# TASK REQUIREMENTS
Leaving out the pictures, retype all the material exactly.

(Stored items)
Start

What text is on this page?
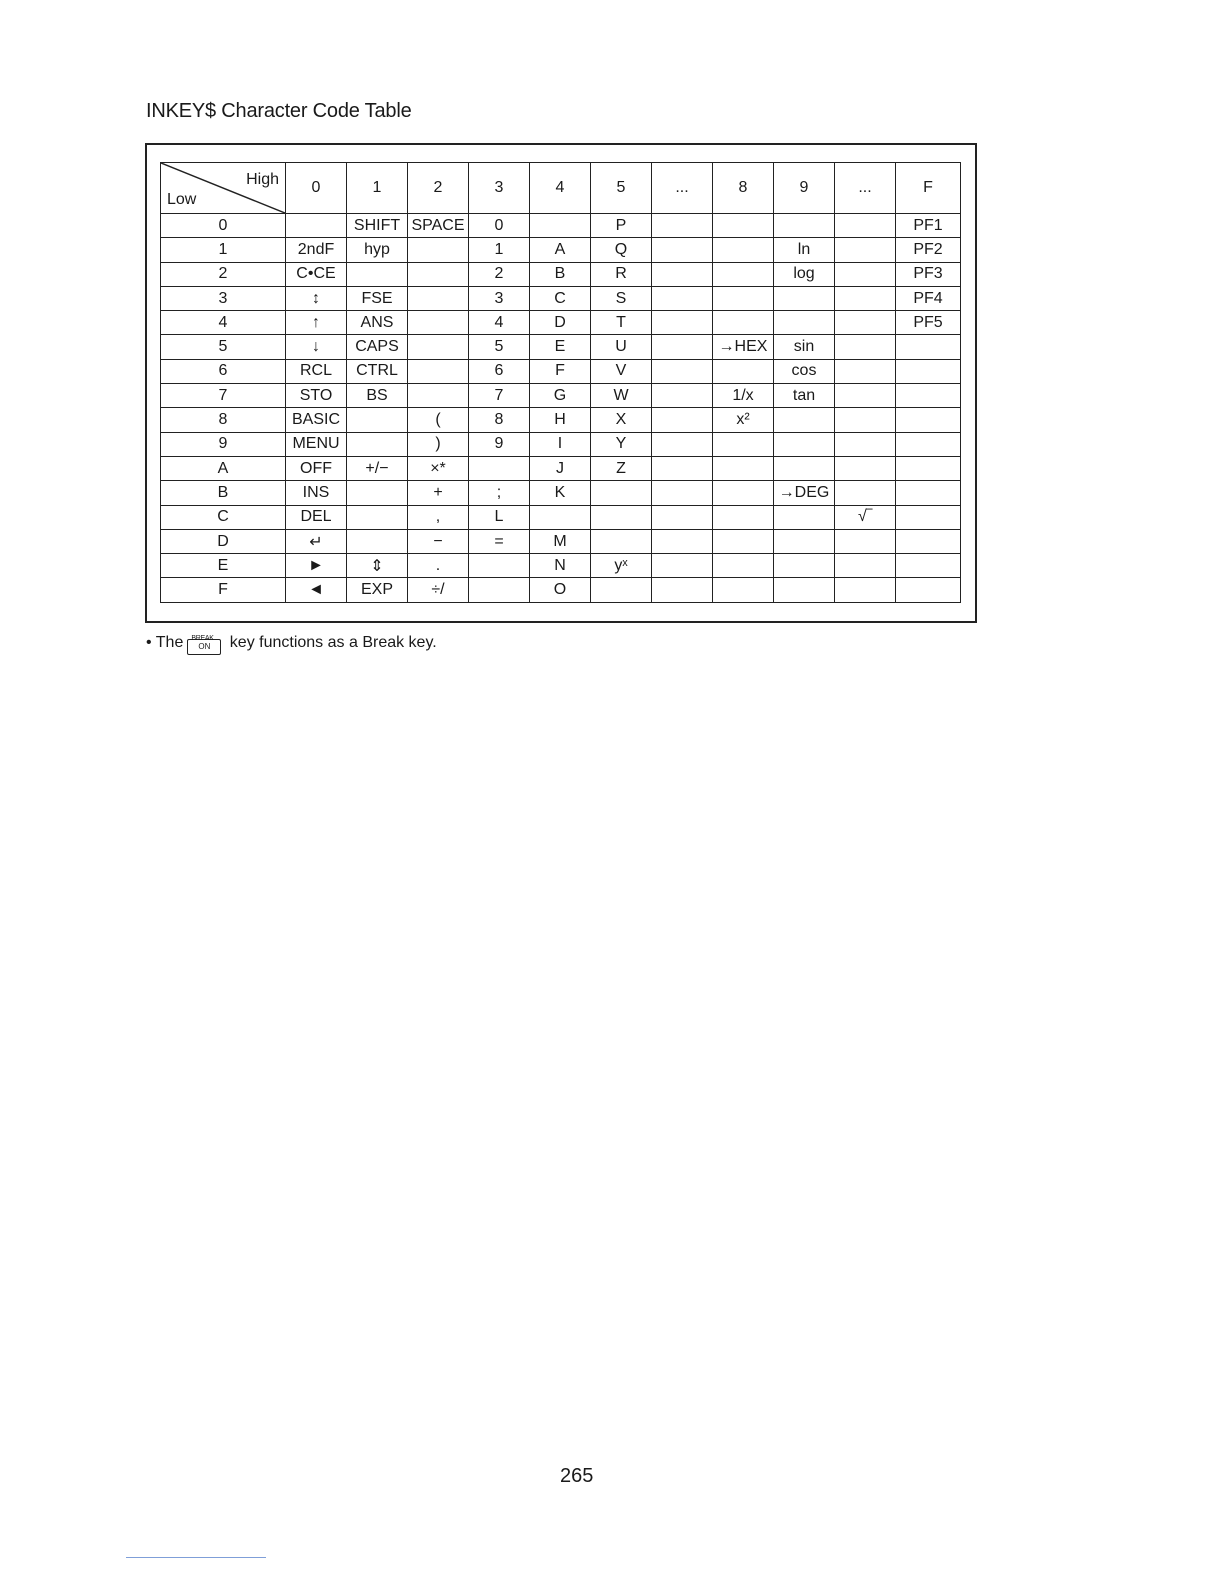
INKEY$ Character Code Table
High
Low	0	1	2	3	4	5	...	8	9	...	F
0		SHIFT	SPACE	0		P					PF1
1	2ndF	hyp		1	A	Q			ln		PF2
2	C•CE			2	B	R			log		PF3
3	↕	FSE		3	C	S					PF4
4	↑	ANS		4	D	T					PF5
5	↓	CAPS		5	E	U		→HEX	sin		
6	RCL	CTRL		6	F	V			cos		
7	STO	BS		7	G	W		1/x	tan		
8	BASIC		(	8	H	X		x²			
9	MENU		)	9	I	Y					
A	OFF	+/−	×*		J	Z					
B	INS		+	;	K				→DEG		
C	DEL		,	L						√‾	
D	↵		−	=	M						
E	►	⇕	.		N	yˣ					
F	◄	EXP	÷/		O						
• The BREAK
ON key functions as a Break key.
265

End

# COMPLETED TASK
What text is on this page?
INKEY$ Character Code Table
High
Low	0	1	2	3	4	5	...	8	9	...	F
0		SHIFT	SPACE	0		P					PF1
1	2ndF	hyp		1	A	Q			ln		PF2
2	C•CE			2	B	R			log		PF3
3	↕	FSE		3	C	S					PF4
4	↑	ANS		4	D	T					PF5
5	↓	CAPS		5	E	U		→HEX	sin		
6	RCL	CTRL		6	F	V			cos		
7	STO	BS		7	G	W		1/x	tan		
8	BASIC		(	8	H	X		x²			
9	MENU		)	9	I	Y					
A	OFF	+/−	×*		J	Z					
B	INS		+	;	K				→DEG		
C	DEL		,	L						√‾	
D	↵		−	=	M						
E	►	⇕	.		N	yˣ					
F	◄	EXP	÷/		O						
• The BREAK
ON key functions as a Break key.
265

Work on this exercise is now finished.